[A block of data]
_ _ _ _ _
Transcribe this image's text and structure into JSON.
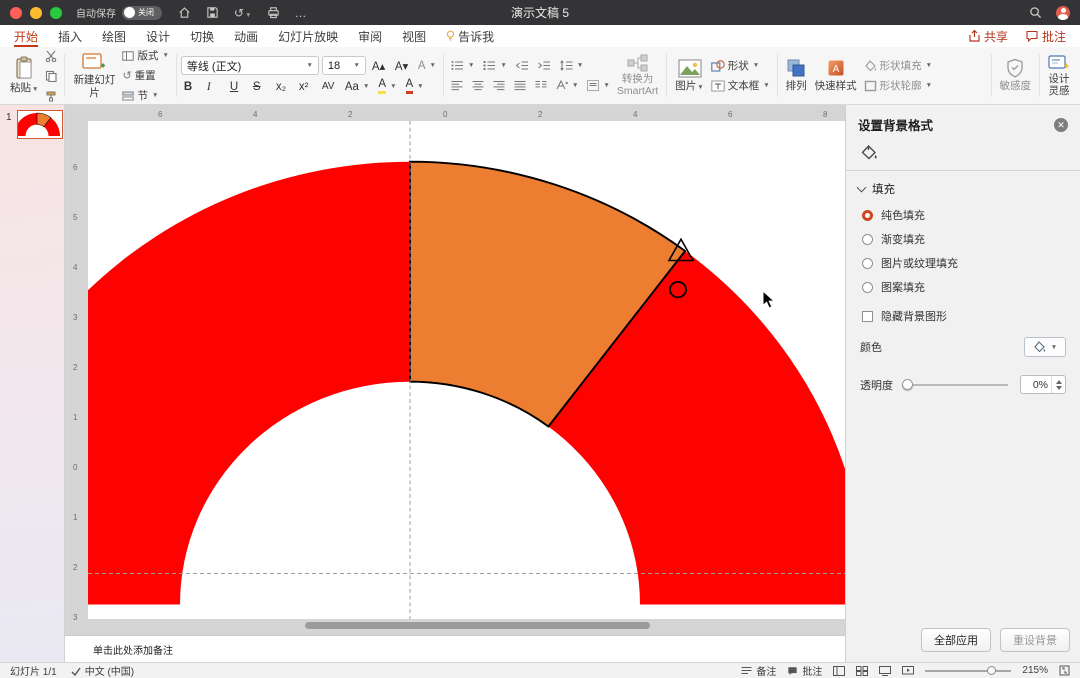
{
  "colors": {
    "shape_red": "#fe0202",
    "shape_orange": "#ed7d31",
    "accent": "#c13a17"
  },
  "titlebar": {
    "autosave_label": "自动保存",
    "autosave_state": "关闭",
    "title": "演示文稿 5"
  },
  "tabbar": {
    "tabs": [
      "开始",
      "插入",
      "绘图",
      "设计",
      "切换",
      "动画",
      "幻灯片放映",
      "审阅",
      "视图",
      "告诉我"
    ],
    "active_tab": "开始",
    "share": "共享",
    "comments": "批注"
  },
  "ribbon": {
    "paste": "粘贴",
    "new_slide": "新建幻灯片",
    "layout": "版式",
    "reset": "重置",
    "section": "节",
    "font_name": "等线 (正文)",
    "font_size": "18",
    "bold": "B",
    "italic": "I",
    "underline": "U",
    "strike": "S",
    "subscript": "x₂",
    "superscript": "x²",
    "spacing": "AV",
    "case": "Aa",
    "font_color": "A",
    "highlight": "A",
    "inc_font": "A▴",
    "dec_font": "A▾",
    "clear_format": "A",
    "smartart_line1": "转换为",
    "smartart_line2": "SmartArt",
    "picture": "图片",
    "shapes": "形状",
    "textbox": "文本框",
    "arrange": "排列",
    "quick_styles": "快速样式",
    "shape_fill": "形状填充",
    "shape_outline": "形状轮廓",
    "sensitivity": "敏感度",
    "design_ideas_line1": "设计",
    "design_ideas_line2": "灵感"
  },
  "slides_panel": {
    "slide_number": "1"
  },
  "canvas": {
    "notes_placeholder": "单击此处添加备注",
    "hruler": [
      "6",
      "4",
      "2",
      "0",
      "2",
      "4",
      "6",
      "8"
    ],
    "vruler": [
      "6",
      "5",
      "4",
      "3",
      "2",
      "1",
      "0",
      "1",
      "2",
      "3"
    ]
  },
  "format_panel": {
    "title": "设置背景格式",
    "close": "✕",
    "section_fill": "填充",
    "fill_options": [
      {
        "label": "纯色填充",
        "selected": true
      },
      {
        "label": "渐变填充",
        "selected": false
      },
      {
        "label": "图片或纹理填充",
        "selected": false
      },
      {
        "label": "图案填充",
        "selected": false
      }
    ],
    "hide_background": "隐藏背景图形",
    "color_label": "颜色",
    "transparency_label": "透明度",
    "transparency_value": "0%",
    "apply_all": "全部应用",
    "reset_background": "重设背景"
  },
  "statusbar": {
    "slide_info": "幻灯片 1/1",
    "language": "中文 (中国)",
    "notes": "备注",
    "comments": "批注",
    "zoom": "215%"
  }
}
_ _ _ _ _
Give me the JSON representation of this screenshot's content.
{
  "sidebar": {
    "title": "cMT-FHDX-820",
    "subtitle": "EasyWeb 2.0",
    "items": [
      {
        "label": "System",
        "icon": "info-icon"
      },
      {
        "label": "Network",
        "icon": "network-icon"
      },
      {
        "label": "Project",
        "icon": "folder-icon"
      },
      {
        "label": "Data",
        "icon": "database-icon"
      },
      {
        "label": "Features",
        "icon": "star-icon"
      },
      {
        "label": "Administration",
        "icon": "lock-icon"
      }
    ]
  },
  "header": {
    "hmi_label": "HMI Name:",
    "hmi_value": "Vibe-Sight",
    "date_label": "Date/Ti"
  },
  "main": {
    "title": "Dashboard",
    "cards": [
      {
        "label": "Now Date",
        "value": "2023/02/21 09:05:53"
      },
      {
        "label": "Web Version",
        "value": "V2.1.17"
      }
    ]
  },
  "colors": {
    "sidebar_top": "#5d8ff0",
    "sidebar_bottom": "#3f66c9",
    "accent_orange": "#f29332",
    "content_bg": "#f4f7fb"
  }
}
_ _ _ _ _
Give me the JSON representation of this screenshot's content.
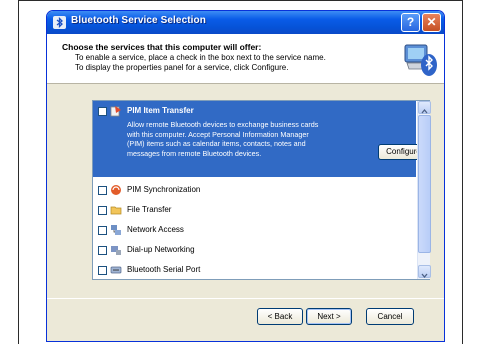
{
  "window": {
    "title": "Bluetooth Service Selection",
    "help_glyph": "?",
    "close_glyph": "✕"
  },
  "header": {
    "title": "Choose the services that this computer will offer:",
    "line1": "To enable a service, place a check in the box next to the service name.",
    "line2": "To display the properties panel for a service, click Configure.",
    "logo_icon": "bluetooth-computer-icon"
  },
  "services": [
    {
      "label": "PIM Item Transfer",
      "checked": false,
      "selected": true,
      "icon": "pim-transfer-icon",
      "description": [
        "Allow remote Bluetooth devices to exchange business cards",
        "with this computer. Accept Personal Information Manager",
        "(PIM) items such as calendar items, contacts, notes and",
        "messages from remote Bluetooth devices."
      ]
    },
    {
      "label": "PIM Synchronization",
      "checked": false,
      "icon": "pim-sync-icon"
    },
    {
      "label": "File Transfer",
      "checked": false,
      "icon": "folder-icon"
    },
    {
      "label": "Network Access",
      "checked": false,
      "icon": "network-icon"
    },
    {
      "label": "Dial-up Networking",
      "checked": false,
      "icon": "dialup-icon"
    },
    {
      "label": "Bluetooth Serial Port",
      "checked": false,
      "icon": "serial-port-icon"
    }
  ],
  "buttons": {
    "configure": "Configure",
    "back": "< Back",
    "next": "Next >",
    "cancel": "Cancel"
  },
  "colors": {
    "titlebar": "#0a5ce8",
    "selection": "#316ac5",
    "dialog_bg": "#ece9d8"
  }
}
_ _ _ _ _
▶ _PROBLEM TO WORK ON_: Using the records above, copy every line that has the word "services" in it.

▶ _CORRECT ANSWER_:
    "title": "Choose the services that this computer will offer:",
  "services": [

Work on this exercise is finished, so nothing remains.